[Figure data in JSON]
+ + +

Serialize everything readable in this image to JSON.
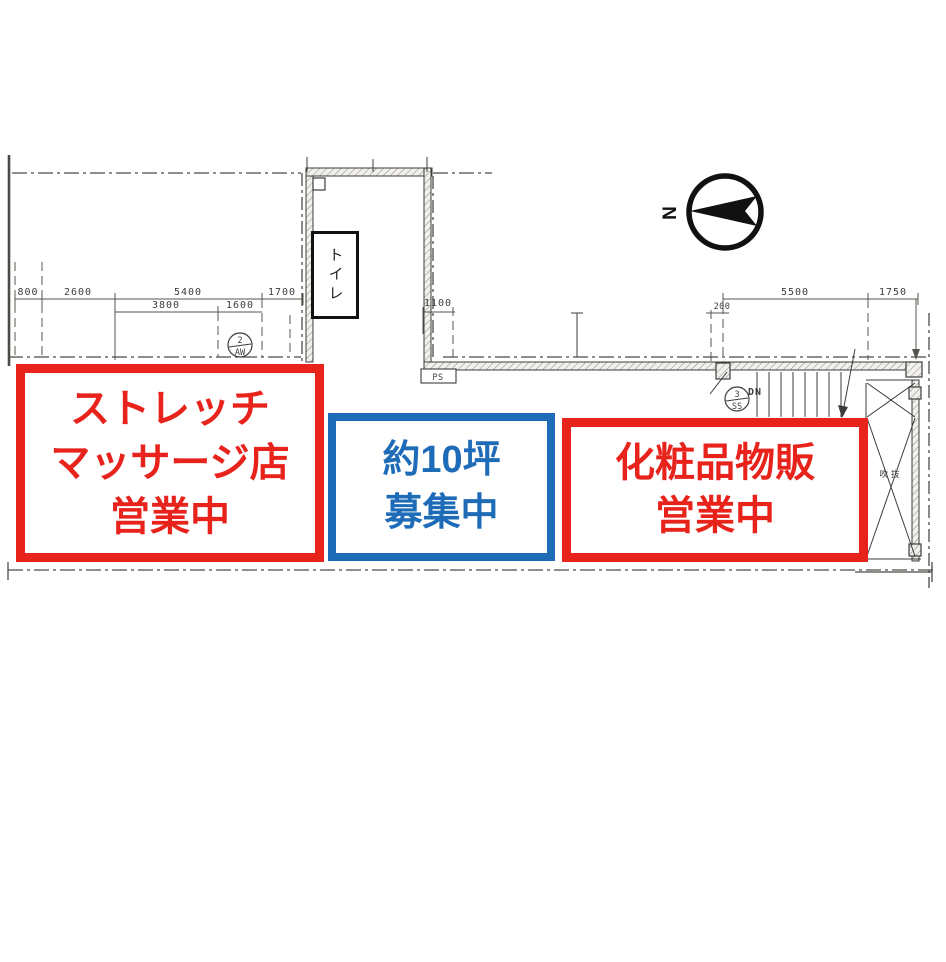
{
  "colors": {
    "red": "#e8231c",
    "blue": "#1e6cb8",
    "line": "#3c3c3c"
  },
  "compass": {
    "north_label": "N"
  },
  "floor_plan": {
    "toilet_label": "トイレ",
    "ps_label": "PS",
    "stairs_down_label": "DN",
    "void_label": "吹抜",
    "tags": [
      {
        "number": "2",
        "code": "AW"
      },
      {
        "number": "3",
        "code": "SS"
      }
    ],
    "dimensions": {
      "top_left_row1": [
        "800",
        "2600",
        "5400",
        "1700"
      ],
      "top_left_row2": [
        "3800",
        "1600"
      ],
      "corridor": [
        "1100"
      ],
      "top_right": [
        "200",
        "5500",
        "1750"
      ]
    }
  },
  "unit_labels": [
    {
      "id": "stretch-massage",
      "border_color": "#e8231c",
      "lines": [
        "ストレッチ",
        "マッサージ店",
        "営業中"
      ]
    },
    {
      "id": "vacancy",
      "border_color": "#1e6cb8",
      "lines": [
        "約10坪",
        "募集中"
      ]
    },
    {
      "id": "cosmetics",
      "border_color": "#e8231c",
      "lines": [
        "化粧品物販",
        "営業中"
      ]
    }
  ]
}
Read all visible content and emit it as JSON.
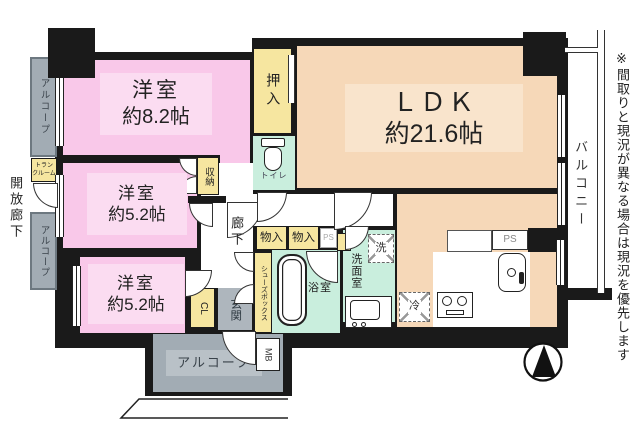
{
  "plan": {
    "rooms": {
      "bedroom1": {
        "name": "洋室",
        "size": "約8.2帖"
      },
      "bedroom2": {
        "name": "洋室",
        "size": "約5.2帖"
      },
      "bedroom3": {
        "name": "洋室",
        "size": "約5.2帖"
      },
      "ldk": {
        "name": "ＬＤＫ",
        "size": "約21.6帖"
      },
      "toilet": "トイレ",
      "bath": "浴室",
      "washroom": "洗面室",
      "corridor": "廊下",
      "entrance": "玄関"
    },
    "storage": {
      "oshiire": "押入",
      "shuno": "収納",
      "monoiri_a": "物入",
      "monoiri_b": "物入",
      "cl": "CL",
      "shoes_box": "シューズボックス",
      "trunk_room": "トランクルーム"
    },
    "fixtures": {
      "washer": "洗",
      "fridge": "冷",
      "mb": "MB",
      "ps_hall": "PS",
      "ps_kitchen": "PS"
    },
    "outside": {
      "alcove_left_upper": "アルコープ",
      "alcove_left_lower": "アルコープ",
      "alcove_entry": "アルコープ",
      "balcony": "バルコニー",
      "open_corridor": "開放廊下"
    },
    "disclaimer": "※間取りと現況が異なる場合は現況を優先します",
    "colors": {
      "bedroom": "#f9c8e9",
      "ldk": "#f6d8b8",
      "storage": "#f6e6a0",
      "wet_area": "#c9eedd",
      "alcove": "#a2acb4",
      "wall": "#1a1a1a"
    }
  }
}
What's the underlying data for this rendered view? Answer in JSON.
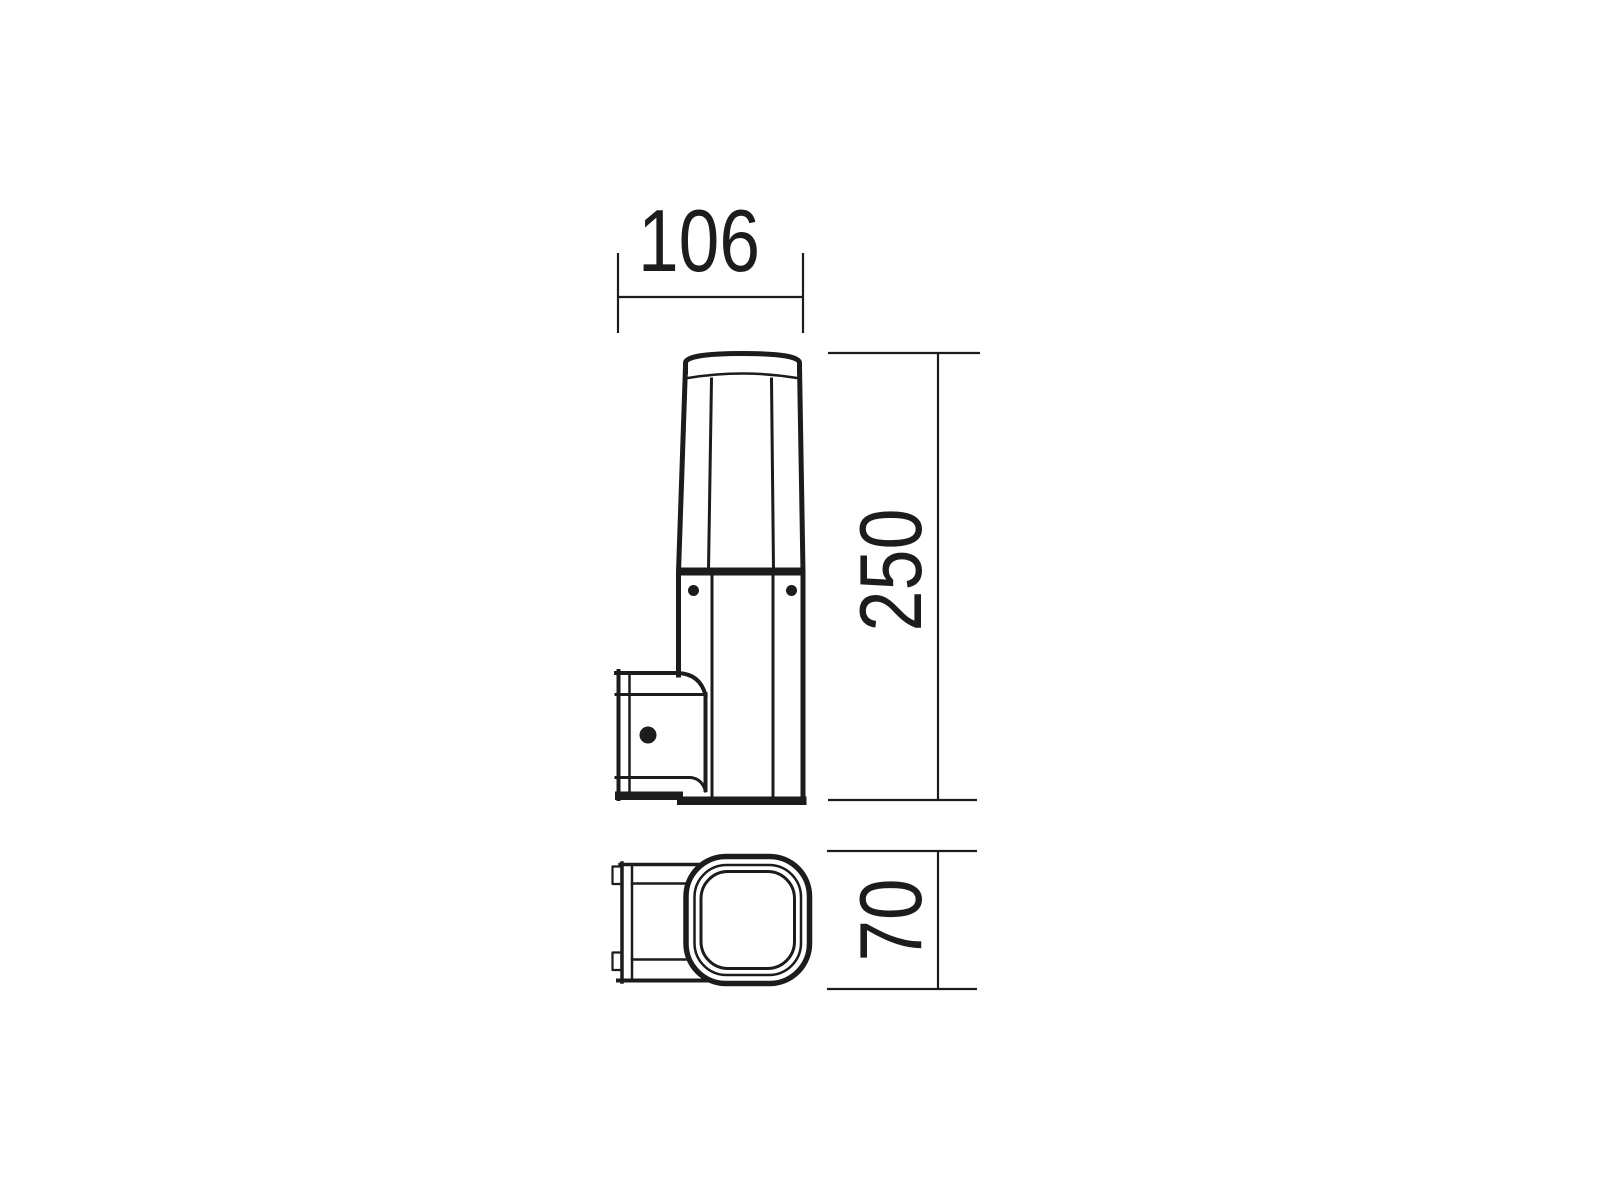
{
  "page": {
    "background_color": "#ffffff"
  },
  "drawing": {
    "line_color": "#1c1c1c",
    "dimensions": {
      "width": "106",
      "height": "250",
      "depth": "70"
    }
  }
}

+ + +

> **Your goal**: Extract from the material all lines containing the string "アルコープ".

> **Answer to this task**:
      "alcove_left_upper": "アルコープ",
      "alcove_left_lower": "アルコープ",
      "alcove_entry": "アルコープ",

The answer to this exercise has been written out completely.